# [Extracted information]
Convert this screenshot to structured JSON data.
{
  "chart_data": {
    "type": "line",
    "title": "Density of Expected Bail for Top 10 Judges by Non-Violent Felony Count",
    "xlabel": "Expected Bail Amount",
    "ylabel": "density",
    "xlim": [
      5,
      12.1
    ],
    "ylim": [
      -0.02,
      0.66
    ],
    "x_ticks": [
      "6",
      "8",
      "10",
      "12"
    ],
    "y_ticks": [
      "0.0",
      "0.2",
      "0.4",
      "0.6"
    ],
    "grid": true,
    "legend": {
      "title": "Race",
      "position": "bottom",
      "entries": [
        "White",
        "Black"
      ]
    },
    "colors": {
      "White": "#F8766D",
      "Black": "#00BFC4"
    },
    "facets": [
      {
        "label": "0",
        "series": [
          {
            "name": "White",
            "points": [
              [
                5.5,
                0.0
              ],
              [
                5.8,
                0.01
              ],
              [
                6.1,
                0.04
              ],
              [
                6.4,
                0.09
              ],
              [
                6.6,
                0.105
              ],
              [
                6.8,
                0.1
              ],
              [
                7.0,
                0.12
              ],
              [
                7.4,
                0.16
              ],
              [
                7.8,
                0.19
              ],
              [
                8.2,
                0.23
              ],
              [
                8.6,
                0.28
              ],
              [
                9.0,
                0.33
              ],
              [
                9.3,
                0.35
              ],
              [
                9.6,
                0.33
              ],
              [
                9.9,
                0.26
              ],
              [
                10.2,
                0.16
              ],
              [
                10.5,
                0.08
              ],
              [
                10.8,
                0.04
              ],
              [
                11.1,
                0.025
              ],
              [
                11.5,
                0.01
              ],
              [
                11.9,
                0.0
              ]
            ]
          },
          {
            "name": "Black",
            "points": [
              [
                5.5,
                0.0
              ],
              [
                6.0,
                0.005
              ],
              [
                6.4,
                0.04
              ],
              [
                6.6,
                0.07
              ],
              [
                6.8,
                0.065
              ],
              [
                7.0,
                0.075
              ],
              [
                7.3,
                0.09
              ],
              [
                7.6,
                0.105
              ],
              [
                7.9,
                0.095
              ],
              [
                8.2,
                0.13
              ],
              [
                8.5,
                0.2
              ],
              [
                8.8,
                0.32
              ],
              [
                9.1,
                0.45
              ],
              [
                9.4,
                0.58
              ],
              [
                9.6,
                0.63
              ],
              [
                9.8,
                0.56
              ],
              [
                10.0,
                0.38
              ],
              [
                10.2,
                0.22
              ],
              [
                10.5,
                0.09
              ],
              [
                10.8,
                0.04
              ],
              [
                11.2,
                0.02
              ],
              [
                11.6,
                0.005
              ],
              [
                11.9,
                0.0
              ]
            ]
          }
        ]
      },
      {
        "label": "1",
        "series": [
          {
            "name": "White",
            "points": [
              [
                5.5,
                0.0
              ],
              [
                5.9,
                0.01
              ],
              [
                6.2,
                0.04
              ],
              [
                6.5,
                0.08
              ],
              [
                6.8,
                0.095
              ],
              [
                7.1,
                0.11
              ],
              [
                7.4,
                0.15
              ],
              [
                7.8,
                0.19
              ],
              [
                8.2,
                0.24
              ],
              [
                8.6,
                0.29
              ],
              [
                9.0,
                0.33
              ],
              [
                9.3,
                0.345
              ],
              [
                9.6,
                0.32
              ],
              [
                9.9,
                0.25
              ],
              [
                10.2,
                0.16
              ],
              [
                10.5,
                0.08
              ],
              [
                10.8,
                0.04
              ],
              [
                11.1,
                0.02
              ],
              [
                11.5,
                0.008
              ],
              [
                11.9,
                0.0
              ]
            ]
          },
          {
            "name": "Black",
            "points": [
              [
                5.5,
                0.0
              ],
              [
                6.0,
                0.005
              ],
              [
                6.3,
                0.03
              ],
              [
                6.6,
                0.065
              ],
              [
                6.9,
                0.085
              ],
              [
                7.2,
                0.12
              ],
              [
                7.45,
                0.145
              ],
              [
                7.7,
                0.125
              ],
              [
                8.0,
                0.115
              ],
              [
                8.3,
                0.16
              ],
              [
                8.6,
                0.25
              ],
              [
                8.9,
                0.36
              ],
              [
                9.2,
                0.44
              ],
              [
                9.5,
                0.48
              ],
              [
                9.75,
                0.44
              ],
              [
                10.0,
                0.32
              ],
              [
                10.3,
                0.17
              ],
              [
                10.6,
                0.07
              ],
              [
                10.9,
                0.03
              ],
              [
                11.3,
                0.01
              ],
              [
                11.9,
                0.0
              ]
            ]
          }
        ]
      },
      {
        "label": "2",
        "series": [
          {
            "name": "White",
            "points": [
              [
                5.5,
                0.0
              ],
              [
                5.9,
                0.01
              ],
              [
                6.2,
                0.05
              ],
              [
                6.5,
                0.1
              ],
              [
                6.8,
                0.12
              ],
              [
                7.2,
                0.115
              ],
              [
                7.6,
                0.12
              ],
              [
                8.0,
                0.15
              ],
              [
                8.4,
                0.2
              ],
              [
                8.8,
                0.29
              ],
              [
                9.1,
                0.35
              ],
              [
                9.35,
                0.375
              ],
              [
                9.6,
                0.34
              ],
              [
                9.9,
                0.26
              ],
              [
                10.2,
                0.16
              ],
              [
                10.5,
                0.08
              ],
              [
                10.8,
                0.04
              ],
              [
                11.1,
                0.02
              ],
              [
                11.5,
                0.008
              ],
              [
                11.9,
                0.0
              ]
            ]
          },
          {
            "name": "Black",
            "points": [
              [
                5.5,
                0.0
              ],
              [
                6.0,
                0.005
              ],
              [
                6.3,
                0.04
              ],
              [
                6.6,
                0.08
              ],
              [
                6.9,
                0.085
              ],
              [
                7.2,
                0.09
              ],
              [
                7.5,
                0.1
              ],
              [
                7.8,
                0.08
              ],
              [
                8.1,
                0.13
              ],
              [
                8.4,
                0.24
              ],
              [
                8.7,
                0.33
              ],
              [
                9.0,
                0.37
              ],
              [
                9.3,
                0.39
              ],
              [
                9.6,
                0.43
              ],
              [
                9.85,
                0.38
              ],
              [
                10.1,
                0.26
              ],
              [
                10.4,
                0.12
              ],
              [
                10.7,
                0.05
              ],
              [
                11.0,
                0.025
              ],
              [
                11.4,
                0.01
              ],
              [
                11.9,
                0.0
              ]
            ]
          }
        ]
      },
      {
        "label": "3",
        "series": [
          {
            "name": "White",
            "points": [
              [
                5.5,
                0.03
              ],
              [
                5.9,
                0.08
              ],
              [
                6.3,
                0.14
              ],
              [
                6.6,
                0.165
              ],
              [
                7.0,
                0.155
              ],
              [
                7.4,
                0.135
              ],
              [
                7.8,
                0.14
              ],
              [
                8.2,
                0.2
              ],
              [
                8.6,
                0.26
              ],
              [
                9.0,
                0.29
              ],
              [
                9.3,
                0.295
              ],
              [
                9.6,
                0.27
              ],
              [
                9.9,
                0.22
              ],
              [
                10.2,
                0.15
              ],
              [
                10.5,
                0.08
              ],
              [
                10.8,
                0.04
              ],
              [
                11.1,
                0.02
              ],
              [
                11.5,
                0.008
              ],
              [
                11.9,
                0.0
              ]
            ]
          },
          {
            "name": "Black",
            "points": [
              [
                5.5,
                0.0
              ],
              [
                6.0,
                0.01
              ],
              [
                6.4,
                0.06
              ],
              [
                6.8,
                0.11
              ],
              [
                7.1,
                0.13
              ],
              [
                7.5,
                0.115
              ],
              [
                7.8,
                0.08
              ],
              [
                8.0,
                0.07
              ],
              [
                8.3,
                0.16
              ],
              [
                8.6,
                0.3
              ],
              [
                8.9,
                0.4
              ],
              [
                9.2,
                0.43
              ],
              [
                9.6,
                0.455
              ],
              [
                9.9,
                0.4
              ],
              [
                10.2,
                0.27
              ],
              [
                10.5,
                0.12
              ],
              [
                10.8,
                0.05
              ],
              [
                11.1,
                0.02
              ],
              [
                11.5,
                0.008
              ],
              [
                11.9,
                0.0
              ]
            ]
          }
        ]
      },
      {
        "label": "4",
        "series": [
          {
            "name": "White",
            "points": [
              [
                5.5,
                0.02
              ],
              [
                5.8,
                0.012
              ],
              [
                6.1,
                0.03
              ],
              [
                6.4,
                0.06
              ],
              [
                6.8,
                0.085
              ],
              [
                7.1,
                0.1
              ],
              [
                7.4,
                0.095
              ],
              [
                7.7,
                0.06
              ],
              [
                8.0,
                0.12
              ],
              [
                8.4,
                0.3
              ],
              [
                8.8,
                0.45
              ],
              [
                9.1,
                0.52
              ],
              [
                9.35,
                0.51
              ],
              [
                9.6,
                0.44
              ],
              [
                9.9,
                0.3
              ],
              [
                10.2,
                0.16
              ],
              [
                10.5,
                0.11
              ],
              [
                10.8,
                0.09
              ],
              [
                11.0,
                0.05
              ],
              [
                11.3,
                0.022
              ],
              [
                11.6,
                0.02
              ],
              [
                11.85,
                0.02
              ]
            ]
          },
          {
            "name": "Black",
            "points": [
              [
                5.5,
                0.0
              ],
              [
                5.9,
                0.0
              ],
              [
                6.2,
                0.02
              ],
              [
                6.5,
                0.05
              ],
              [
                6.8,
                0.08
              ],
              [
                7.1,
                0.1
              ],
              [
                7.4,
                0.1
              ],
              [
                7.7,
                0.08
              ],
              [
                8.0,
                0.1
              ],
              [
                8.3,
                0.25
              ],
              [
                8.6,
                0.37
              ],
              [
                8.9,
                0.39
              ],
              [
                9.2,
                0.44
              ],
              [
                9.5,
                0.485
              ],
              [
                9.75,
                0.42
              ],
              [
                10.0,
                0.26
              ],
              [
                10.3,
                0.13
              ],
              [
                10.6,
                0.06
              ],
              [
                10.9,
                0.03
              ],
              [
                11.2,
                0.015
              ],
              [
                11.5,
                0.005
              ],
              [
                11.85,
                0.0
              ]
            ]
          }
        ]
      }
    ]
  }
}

# [What to do]
Only lines with the word "title" are wanted, so copy each one from the records.

# [Solution below]
    "title": "Density of Expected Bail for Top 10 Judges by Non-Violent Felony Count",
      "title": "Race",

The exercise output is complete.